- Rows -
■ ■ ■ ■ ■
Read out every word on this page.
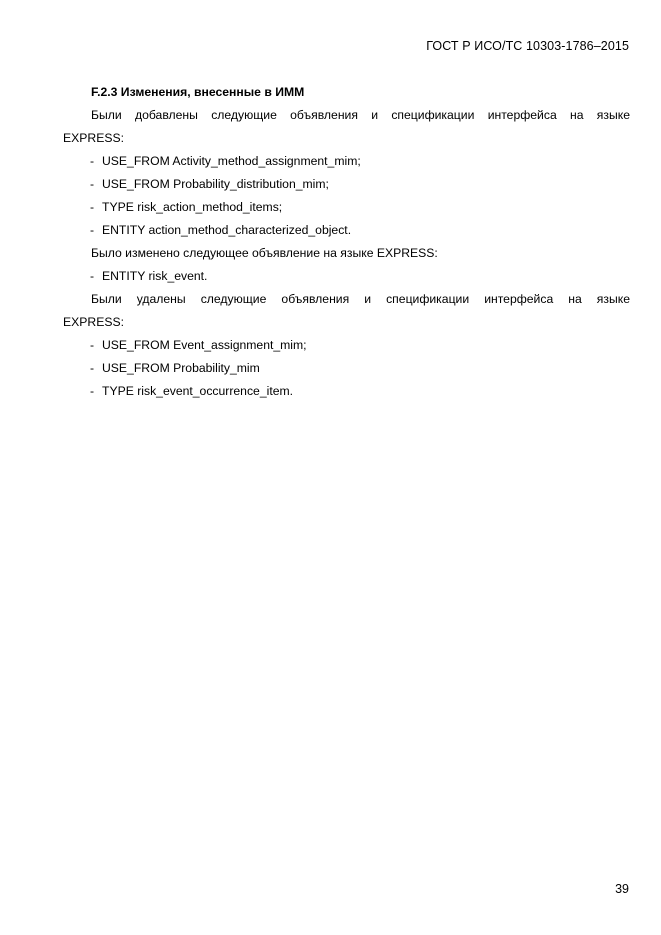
ГОСТ Р ИСО/ТС 10303-1786–2015

F.2.3 Изменения, внесенные в ИММ

Были добавлены следующие объявления и спецификации интерфейса на языке
EXPRESS:

- USE_FROM Activity_method_assignment_mim;
- USE_FROM Probability_distribution_mim;
- TYPE risk_action_method_items;
- ENTITY action_method_characterized_object.

Было изменено следующее объявление на языке EXPRESS:

- ENTITY risk_event.

Были удалены следующие объявления и спецификации интерфейса на языке
EXPRESS:

- USE_FROM Event_assignment_mim;
- USE_FROM Probability_mim
- TYPE risk_event_occurrence_item.
39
■ ■ ■ ■ ■
Give back each entry exactly as it appears, with no pictures.

- Complete output -
Read out every word on this page.
ГОСТ Р ИСО/ТС 10303-1786–2015

F.2.3 Изменения, внесенные в ИММ

Были добавлены следующие объявления и спецификации интерфейса на языке
EXPRESS:

- USE_FROM Activity_method_assignment_mim;
- USE_FROM Probability_distribution_mim;
- TYPE risk_action_method_items;
- ENTITY action_method_characterized_object.

Было изменено следующее объявление на языке EXPRESS:

- ENTITY risk_event.

Были удалены следующие объявления и спецификации интерфейса на языке
EXPRESS:

- USE_FROM Event_assignment_mim;
- USE_FROM Probability_mim
- TYPE risk_event_occurrence_item.
39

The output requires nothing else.